[start]

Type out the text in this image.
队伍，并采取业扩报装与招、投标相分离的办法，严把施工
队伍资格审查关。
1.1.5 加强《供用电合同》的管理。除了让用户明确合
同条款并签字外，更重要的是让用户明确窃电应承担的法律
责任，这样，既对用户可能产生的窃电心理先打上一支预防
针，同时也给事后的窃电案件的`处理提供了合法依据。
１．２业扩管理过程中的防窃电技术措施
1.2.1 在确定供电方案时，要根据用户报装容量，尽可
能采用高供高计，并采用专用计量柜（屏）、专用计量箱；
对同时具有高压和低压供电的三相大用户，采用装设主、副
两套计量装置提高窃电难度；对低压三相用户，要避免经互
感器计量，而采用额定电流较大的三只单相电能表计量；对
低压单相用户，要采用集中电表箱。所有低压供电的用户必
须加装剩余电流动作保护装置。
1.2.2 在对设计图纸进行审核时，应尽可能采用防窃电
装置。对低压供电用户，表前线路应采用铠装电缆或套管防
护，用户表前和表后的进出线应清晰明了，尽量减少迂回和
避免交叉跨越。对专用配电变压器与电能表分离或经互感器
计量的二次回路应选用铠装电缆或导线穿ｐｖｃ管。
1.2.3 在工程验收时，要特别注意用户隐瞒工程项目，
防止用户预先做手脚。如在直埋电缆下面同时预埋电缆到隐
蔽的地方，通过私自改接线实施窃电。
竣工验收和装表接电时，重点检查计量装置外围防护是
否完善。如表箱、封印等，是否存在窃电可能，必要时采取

[end]

*Objective*
Each record must be repeated exactly as it is.

*The reply*
Type out the text in this image.
队伍，并采取业扩报装与招、投标相分离的办法，严把施工
队伍资格审查关。
1.1.5 加强《供用电合同》的管理。除了让用户明确合
同条款并签字外，更重要的是让用户明确窃电应承担的法律
责任，这样，既对用户可能产生的窃电心理先打上一支预防
针，同时也给事后的窃电案件的`处理提供了合法依据。
１．２业扩管理过程中的防窃电技术措施
1.2.1 在确定供电方案时，要根据用户报装容量，尽可
能采用高供高计，并采用专用计量柜（屏）、专用计量箱；
对同时具有高压和低压供电的三相大用户，采用装设主、副
两套计量装置提高窃电难度；对低压三相用户，要避免经互
感器计量，而采用额定电流较大的三只单相电能表计量；对
低压单相用户，要采用集中电表箱。所有低压供电的用户必
须加装剩余电流动作保护装置。
1.2.2 在对设计图纸进行审核时，应尽可能采用防窃电
装置。对低压供电用户，表前线路应采用铠装电缆或套管防
护，用户表前和表后的进出线应清晰明了，尽量减少迂回和
避免交叉跨越。对专用配电变压器与电能表分离或经互感器
计量的二次回路应选用铠装电缆或导线穿ｐｖｃ管。
1.2.3 在工程验收时，要特别注意用户隐瞒工程项目，
防止用户预先做手脚。如在直埋电缆下面同时预埋电缆到隐
蔽的地方，通过私自改接线实施窃电。
竣工验收和装表接电时，重点检查计量装置外围防护是
否完善。如表箱、封印等，是否存在窃电可能，必要时采取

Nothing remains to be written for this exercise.